What the exercise asks | Locate each line in the records below that contains the string "text", and copy those lines out in full.

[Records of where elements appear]
.....

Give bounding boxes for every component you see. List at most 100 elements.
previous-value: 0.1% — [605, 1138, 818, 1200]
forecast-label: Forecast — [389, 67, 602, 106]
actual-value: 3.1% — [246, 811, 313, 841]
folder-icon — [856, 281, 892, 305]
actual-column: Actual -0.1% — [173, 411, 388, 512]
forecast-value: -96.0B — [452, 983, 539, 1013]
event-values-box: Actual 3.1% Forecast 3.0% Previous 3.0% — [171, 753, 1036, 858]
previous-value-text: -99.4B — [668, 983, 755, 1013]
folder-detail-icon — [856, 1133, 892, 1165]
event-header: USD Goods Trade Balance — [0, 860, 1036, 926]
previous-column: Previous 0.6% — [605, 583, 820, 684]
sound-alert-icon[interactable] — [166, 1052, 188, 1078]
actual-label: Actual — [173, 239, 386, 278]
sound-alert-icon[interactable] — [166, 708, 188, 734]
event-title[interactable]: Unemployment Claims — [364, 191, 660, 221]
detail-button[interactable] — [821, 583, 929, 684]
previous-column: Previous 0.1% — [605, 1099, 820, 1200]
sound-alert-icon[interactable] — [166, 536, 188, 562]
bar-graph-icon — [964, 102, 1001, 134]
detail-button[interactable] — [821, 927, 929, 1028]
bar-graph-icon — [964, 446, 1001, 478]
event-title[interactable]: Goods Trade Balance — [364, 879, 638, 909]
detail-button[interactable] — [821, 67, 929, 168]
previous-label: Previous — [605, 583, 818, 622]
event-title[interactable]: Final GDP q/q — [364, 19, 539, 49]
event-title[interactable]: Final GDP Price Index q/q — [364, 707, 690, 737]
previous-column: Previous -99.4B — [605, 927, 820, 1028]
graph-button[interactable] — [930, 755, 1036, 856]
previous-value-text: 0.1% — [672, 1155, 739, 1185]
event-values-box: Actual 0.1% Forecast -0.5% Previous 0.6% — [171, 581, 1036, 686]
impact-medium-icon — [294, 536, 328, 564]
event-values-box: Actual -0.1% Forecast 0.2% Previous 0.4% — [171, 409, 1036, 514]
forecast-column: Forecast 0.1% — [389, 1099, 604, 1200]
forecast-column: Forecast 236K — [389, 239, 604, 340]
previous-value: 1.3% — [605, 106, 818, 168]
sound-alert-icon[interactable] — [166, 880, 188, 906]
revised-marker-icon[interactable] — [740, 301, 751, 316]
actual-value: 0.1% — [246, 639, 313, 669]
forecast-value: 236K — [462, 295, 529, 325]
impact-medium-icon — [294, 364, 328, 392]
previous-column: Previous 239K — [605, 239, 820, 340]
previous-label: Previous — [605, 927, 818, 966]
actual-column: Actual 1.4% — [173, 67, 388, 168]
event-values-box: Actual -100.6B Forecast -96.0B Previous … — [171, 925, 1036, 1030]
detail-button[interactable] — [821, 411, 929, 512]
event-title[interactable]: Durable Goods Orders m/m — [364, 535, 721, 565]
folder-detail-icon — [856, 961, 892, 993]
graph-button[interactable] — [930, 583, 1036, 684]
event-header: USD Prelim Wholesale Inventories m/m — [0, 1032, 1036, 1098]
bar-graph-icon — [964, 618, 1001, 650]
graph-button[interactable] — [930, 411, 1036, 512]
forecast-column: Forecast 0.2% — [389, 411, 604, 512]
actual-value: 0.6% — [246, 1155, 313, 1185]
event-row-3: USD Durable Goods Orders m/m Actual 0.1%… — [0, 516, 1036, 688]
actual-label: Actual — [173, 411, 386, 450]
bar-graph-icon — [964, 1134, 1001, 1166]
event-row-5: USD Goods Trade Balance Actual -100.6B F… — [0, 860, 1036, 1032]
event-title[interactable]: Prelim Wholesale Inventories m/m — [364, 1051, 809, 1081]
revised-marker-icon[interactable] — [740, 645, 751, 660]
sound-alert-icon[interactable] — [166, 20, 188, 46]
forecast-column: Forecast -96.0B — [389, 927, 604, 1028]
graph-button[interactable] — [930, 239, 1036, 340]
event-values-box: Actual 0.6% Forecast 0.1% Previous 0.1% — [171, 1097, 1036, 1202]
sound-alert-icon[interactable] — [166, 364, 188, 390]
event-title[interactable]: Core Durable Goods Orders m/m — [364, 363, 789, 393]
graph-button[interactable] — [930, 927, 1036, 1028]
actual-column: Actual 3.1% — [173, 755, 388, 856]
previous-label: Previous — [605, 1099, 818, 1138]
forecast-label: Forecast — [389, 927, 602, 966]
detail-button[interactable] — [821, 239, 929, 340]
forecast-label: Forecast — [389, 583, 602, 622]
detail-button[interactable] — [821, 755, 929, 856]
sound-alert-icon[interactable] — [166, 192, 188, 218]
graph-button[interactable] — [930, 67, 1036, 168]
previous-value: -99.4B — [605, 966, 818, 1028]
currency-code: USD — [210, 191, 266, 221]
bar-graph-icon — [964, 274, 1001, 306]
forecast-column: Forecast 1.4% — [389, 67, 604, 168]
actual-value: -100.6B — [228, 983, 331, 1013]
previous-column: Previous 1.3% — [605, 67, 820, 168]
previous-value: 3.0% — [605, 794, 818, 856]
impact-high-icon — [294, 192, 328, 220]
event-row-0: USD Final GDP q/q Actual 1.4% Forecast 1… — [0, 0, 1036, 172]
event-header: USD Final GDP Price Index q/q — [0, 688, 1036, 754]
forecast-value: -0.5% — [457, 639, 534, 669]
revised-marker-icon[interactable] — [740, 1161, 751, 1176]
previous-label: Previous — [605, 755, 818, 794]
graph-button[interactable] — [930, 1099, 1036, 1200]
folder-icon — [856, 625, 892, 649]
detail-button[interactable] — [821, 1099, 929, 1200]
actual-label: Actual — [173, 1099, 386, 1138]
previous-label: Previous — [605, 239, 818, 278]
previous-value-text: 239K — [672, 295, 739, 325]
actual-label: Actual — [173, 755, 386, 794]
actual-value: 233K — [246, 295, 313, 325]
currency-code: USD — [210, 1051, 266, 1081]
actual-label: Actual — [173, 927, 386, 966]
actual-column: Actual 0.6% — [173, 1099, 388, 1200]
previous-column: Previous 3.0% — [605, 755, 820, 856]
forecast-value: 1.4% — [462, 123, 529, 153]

.....

Solution below |
previous-value-text: -99.4B — [668, 983, 755, 1013]
previous-value-text: 0.1% — [672, 1155, 739, 1185]
previous-value-text: 239K — [672, 295, 739, 325]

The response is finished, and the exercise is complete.